◆ Text section:
◆ ◆ ◆

Let’s be clear, I am speaking of conservative intellectuals.  Those people who deal in ideas on a day to day or retail level.  I am not speaking of academics specifically nor am I speaking of politicians really either.  These are people who may not have originally generated these ideas, but they popularized and spread them to the general engaged public.

 

Looking back, I can see where I have evolved to a point where I do not share much at all in common with this traditionalistic conservative philosophy.  I long ago ceased to call myself a conservative in favor of, first a libertarian, then later an anarcho-capitalist.  I came to reject the notion that there was some organic entity called society outside of the individuals who made it up.  I also rejected the idea that in pursuing a traditional, virtuous society anyone has the moral sanction to use the coercive power of government to implement their version of the good.  In the end they advocated a collectivist philosophy, without the explicit socialist language.  After a time I found myself standing with Hayek in proclaiming that I am not a conservative. 

 

However, in looking back I can clearly see that those writers who popularized conservative thought, people such as Buckley, Kirk, William Rusher, Jeffrey Hart, John McLaughlin as well as dozens of others I won’t bore you by listing, were intellects of the first order who were to be respected.  A good history of this thought can be found here.  These were people who could THINK.  The one thing that marked their thought was their steadfast refusal to engage in moral equivalency.  They took opposing ideas seriously and attacked those ideas headlong.  In the process they actually showed civility toward their opposite intellectuals.  They were gracious, polite, avoided ad hominem attacks and stunningly by todays’ standards allowed others to finish their sentences.

◆ ◆ ◆

◆ Instruction A: Rewrite the passage on conservative intellectuals from the words "Let’s be clear, I" through the words "general engaged public.", swapping "politicians" for "elected officials".

◆ Extracted material:
◆ ◆ ◆

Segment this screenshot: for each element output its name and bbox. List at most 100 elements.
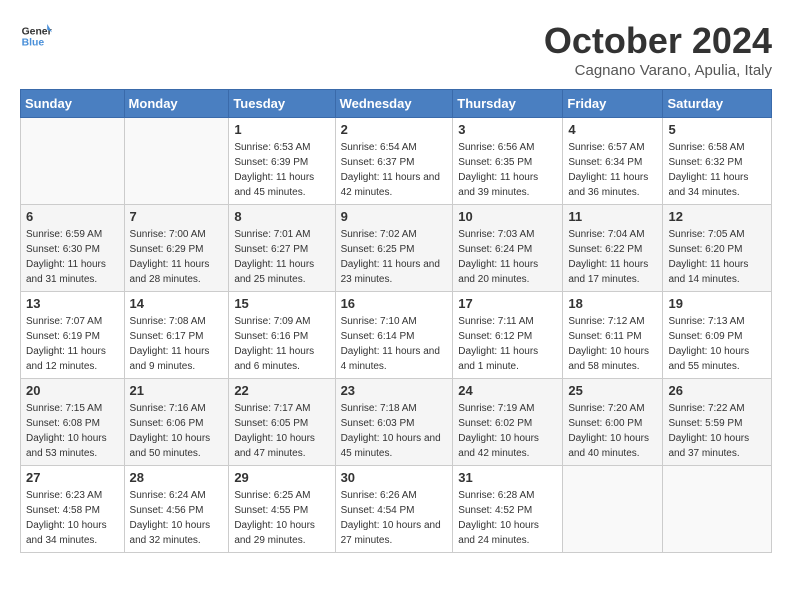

◆ ◆ ◆

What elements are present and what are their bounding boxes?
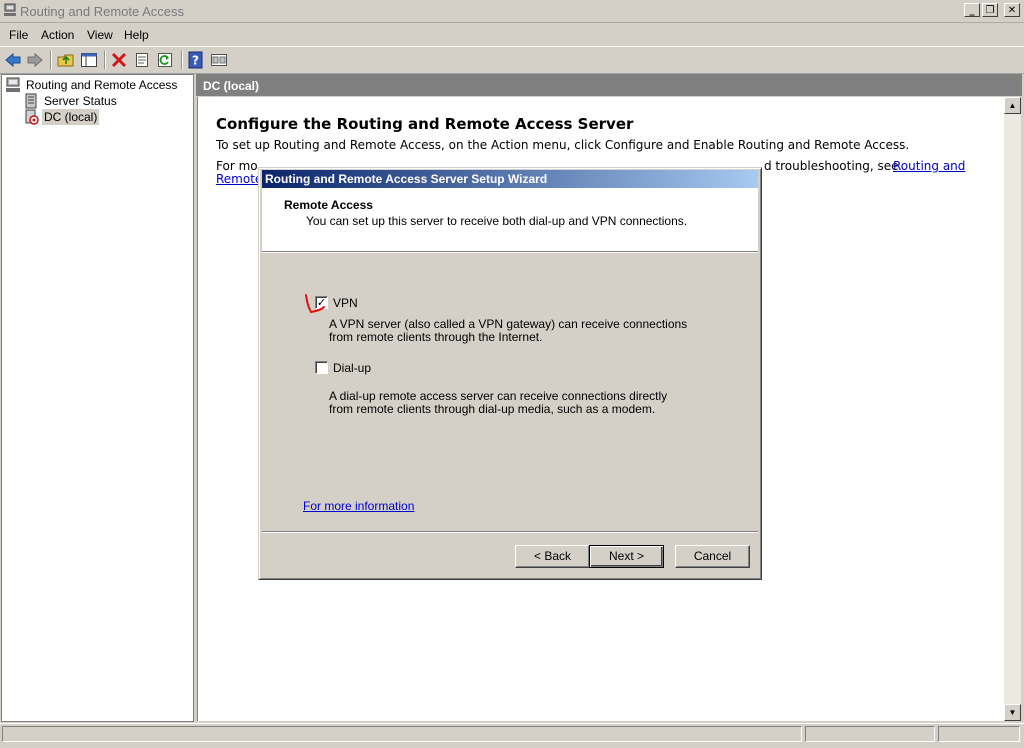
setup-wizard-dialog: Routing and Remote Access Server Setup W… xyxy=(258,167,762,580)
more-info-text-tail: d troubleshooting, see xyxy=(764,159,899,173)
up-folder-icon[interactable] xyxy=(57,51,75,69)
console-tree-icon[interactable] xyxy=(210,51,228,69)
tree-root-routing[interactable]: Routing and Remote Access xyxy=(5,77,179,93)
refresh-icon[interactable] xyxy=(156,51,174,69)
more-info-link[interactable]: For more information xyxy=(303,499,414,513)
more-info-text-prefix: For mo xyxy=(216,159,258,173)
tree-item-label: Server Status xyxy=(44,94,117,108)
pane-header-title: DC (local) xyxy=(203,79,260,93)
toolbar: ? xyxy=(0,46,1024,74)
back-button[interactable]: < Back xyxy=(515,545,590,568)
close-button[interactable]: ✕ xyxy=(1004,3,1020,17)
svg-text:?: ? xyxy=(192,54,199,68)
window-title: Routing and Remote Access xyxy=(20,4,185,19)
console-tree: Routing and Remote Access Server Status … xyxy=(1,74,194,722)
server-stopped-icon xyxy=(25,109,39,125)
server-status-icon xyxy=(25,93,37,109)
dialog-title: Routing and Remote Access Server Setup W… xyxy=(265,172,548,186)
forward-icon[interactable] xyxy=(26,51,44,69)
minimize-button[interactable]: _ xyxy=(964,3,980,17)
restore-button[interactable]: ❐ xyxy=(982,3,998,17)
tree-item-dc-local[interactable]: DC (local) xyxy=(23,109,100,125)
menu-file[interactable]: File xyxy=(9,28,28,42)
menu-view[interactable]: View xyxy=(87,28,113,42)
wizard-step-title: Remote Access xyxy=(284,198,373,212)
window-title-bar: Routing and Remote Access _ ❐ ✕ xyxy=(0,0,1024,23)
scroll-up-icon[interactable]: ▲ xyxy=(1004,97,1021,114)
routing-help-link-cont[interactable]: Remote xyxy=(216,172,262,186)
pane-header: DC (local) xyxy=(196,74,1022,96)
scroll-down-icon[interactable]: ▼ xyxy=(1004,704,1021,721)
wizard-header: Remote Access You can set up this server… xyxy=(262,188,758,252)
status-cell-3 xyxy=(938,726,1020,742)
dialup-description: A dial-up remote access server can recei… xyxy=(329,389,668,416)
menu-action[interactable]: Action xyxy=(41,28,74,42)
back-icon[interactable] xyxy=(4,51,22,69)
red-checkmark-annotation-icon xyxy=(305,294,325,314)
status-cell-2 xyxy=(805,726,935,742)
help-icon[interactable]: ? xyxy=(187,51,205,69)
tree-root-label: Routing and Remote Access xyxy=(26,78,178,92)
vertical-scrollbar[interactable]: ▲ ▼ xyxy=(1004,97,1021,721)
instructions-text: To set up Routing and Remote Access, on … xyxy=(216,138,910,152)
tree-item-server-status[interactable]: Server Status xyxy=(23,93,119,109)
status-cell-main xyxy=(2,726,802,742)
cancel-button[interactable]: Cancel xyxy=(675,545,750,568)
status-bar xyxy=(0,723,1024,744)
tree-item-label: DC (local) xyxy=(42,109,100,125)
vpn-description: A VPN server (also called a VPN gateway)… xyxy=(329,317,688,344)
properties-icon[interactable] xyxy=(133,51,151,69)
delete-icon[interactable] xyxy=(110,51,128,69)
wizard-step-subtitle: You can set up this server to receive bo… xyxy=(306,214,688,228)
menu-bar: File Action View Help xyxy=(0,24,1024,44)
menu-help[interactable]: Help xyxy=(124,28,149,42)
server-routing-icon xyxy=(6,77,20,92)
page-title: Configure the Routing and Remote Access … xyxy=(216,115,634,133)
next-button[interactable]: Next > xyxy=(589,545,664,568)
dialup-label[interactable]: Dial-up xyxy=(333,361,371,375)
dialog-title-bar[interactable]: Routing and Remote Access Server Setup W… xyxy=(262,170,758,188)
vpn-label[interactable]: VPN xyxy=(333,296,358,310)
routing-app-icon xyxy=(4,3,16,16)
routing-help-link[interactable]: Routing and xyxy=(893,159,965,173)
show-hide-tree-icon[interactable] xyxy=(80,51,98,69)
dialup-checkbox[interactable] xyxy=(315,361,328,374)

◆ ◆ ◆

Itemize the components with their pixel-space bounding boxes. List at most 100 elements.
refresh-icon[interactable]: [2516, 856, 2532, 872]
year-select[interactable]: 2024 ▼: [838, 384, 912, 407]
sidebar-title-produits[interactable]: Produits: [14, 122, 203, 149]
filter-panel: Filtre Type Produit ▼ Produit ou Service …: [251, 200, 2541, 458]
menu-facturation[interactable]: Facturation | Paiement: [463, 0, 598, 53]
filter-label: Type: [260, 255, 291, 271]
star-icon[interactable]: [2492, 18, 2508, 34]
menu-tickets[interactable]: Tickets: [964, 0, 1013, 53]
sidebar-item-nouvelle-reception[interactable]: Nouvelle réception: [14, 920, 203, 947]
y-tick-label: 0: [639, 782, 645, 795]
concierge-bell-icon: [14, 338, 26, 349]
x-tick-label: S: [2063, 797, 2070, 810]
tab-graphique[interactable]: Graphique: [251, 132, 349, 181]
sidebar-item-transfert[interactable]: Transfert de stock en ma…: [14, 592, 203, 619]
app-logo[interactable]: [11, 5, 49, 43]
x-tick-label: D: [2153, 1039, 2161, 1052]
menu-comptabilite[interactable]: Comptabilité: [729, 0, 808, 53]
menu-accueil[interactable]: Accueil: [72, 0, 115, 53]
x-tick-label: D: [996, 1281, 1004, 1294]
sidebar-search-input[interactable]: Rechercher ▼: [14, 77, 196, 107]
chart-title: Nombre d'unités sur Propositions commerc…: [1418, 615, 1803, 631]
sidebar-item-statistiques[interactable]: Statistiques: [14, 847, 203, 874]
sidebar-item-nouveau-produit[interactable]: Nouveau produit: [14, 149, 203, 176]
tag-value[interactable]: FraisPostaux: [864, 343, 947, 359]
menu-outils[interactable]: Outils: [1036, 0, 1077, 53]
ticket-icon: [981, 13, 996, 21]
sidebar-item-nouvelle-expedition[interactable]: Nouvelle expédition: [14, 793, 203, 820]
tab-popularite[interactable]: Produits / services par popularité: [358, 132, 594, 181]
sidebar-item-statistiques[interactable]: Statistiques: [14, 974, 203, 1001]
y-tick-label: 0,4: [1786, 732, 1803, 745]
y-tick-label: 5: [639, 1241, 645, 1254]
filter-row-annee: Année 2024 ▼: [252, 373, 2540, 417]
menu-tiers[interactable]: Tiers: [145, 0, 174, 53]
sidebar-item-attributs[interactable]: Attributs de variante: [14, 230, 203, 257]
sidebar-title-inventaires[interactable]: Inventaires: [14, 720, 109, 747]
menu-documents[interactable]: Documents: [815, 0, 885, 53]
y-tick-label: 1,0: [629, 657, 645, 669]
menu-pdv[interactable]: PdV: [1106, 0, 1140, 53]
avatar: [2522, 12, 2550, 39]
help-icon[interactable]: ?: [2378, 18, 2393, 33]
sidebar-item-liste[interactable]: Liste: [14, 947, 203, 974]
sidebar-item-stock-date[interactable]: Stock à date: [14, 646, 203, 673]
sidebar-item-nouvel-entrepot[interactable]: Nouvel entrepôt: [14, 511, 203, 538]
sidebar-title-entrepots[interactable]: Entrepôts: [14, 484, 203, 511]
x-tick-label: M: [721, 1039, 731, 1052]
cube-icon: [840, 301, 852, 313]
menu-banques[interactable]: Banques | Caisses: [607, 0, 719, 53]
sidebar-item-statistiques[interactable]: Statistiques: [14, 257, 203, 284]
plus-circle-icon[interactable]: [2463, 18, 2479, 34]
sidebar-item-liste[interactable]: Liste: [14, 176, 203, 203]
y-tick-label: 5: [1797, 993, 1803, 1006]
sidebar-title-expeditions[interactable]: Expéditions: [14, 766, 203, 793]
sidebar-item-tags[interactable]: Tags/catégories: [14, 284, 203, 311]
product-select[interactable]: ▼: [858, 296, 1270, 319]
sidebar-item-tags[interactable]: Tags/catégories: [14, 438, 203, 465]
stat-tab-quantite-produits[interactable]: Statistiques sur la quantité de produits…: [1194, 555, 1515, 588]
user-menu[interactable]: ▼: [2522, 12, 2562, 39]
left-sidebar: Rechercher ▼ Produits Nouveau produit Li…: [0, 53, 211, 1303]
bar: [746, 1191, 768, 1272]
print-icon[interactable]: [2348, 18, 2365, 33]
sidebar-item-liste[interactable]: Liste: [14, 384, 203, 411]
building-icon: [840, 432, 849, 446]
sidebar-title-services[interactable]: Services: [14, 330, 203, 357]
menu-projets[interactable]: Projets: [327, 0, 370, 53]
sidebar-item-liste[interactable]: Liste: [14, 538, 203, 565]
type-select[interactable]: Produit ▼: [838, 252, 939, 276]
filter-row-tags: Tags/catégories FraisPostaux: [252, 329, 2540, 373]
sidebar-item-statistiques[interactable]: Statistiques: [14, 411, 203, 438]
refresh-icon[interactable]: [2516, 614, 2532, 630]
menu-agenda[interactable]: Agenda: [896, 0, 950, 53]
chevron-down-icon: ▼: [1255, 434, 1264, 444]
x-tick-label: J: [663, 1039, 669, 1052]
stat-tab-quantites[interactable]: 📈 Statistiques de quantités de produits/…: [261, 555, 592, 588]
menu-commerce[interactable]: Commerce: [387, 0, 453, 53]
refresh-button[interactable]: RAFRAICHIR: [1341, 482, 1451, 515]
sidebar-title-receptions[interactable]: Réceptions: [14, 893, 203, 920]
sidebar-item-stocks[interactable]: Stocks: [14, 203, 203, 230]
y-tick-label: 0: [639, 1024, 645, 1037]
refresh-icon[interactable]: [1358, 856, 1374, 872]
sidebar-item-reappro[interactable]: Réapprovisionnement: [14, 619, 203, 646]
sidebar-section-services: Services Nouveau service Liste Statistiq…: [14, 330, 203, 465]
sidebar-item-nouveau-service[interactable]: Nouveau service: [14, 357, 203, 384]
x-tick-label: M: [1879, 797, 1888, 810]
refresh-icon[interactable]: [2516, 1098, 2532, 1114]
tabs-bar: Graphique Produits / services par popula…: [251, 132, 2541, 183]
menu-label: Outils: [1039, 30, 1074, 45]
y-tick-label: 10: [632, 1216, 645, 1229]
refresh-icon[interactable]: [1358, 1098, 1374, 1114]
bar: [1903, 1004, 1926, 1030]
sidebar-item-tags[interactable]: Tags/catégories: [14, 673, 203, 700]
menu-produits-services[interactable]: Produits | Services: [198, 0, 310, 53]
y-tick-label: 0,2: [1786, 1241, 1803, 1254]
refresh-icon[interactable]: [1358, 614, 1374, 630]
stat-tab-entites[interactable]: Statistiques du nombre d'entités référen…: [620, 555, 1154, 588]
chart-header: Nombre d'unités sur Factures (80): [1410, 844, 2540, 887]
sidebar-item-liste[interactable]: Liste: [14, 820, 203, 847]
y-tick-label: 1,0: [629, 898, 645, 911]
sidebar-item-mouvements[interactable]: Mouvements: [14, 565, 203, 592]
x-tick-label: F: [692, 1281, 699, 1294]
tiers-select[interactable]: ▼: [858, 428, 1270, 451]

◆ ◆ ◆

◆ Instruction B: From the listing, reproduce the lines word for word, starting at the line that contains "Itemize the components" and ending with the line that contains "920, 203, 947]".

◆ Exercise output A:
Let’s be clear, I am speaking of conservative intellectuals.  Those people who deal in ideas on a day to day or retail level.  I am not speaking of academics specifically nor am I speaking of elected officials really either.  These are people who may not have originally generated these ideas, but they popularized and spread them to the general engaged public.

◆ Exercise output B:
Itemize the components with their pixel-space bounding boxes. List at most 100 elements.
refresh-icon[interactable]: [2516, 856, 2532, 872]
year-select[interactable]: 2024 ▼: [838, 384, 912, 407]
sidebar-title-produits[interactable]: Produits: [14, 122, 203, 149]
filter-panel: Filtre Type Produit ▼ Produit ou Service …: [251, 200, 2541, 458]
menu-facturation[interactable]: Facturation | Paiement: [463, 0, 598, 53]
filter-label: Type: [260, 255, 291, 271]
star-icon[interactable]: [2492, 18, 2508, 34]
menu-tickets[interactable]: Tickets: [964, 0, 1013, 53]
sidebar-item-nouvelle-reception[interactable]: Nouvelle réception: [14, 920, 203, 947]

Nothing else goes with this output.